*TO BE DONE:*
1. According to the Pentecost passage, what kind of miracle is this first?
2. In the listing, write the stretch from the line containing "checkmark-icon [129, 228, 162, 260]" through the line containing "key-6[interactable]: 6 MNO" as a numbered list, leaving out any blank lines.

"Speak a language, speak a people": Willie Jennings on Pentecost

"God has come to them, on them, with them. This moment echoes Mary's intimate moment. The Holy Spirit again overshadows. However this similar holy action creates something different, something startling. The Spirit creates joining. The followers of Jesus are now being connected in a way that joins them to people in the most intimate space—of voice, memory, sound, body, land, and place. It is language that runs through all these matters. It is the sinew of existence of a people. My people, our language: to speak a language is to speak a people. Speaking announces familiarity, connection, and relationality. But these people are already connected, aren't they? They are 'devout Jews from every nation under heaven' (andres eulabeis apo pantos ethnous, v. 5). They share the same story and the same faith in the God of Abraham, Isaac, and Jacob. They share the same hopes of Israel's restoration, even its expansion into the world freed from oppression and domination. They are diaspora, and diaspora life is already a shared obligation and hope.

"God has, however, now revealed a mighty hand and an outstretched arm reaching deeply into the lives of the Son's co-travelers and pressed them along a new road into the places God seeks to be fully known. This is first a miracle of hearing. . . .

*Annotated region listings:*

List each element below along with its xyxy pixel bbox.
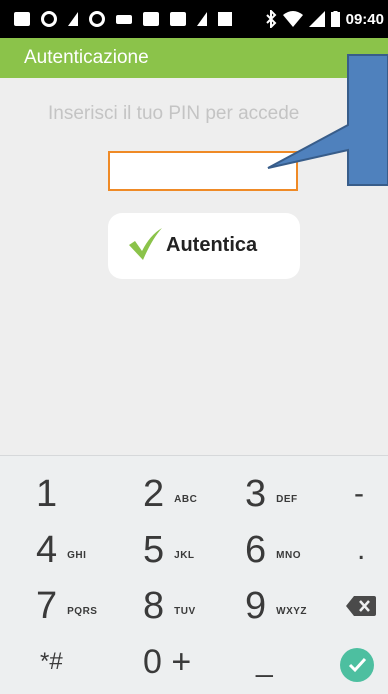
checkmark-icon [129, 228, 162, 260]
signal-icon [308, 11, 325, 27]
backspace-icon [346, 596, 376, 616]
battery-icon [330, 11, 340, 27]
page-title: Autenticazione [24, 47, 149, 68]
pin-prompt: Inserisci il tuo PIN per accede [48, 103, 300, 124]
key-6[interactable]: 6 MNO [245, 524, 301, 576]
backspace-key[interactable] [346, 580, 376, 632]
square-icon [218, 12, 232, 26]
missed-call-icon [197, 12, 207, 26]
key-9[interactable]: 9 WXYZ [245, 580, 307, 632]
app-bar: Autenticazione [0, 38, 388, 78]
status-bar: 09:40 [0, 0, 388, 38]
numeric-keyboard: 1 2 ABC 3 DEF - 4 GHI 5 JKL 6 MNO . 7 PQ… [0, 455, 388, 694]
key-0[interactable]: 0 + [143, 636, 191, 688]
key-3[interactable]: 3 DEF [245, 468, 298, 520]
image-icon [170, 12, 186, 26]
authenticate-label: Autentica [166, 234, 258, 256]
sync-icon [41, 11, 57, 27]
key-dash[interactable]: - [354, 468, 364, 520]
key-dot[interactable]: . [357, 524, 365, 576]
message-icon [14, 12, 30, 26]
key-star-hash[interactable]: *# [40, 636, 63, 688]
key-8[interactable]: 8 TUV [143, 580, 196, 632]
bluetooth-icon [265, 10, 277, 28]
chat-icon [143, 12, 159, 26]
key-2[interactable]: 2 ABC [143, 468, 197, 520]
done-button[interactable] [340, 648, 374, 682]
key-4[interactable]: 4 GHI [36, 524, 86, 576]
pin-input[interactable] [108, 151, 298, 191]
status-time: 09:40 [345, 10, 384, 28]
checkmark-icon [348, 657, 367, 673]
wifi-icon [282, 11, 303, 27]
key-7[interactable]: 7 PQRS [36, 580, 97, 632]
phone-icon [89, 11, 105, 27]
key-5[interactable]: 5 JKL [143, 524, 195, 576]
key-space[interactable]: _ [256, 636, 273, 688]
app-icon [68, 12, 78, 26]
key-1[interactable]: 1 [36, 468, 57, 520]
authenticate-button[interactable]: Autentica [108, 213, 300, 279]
keyboard-icon [116, 14, 132, 24]
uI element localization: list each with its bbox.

*EXERCISE RESPONSES:*
1. A miracle of hearing.

2.
1. checkmark-icon [129, 228, 162, 260]
2. signal-icon [308, 11, 325, 27]
3. backspace-icon [346, 596, 376, 616]
4. battery-icon [330, 11, 340, 27]
5. page-title: Autenticazione [24, 47, 149, 68]
6. pin-prompt: Inserisci il tuo PIN per accede [48, 103, 300, 124]
7. key-6[interactable]: 6 MNO [245, 524, 301, 576]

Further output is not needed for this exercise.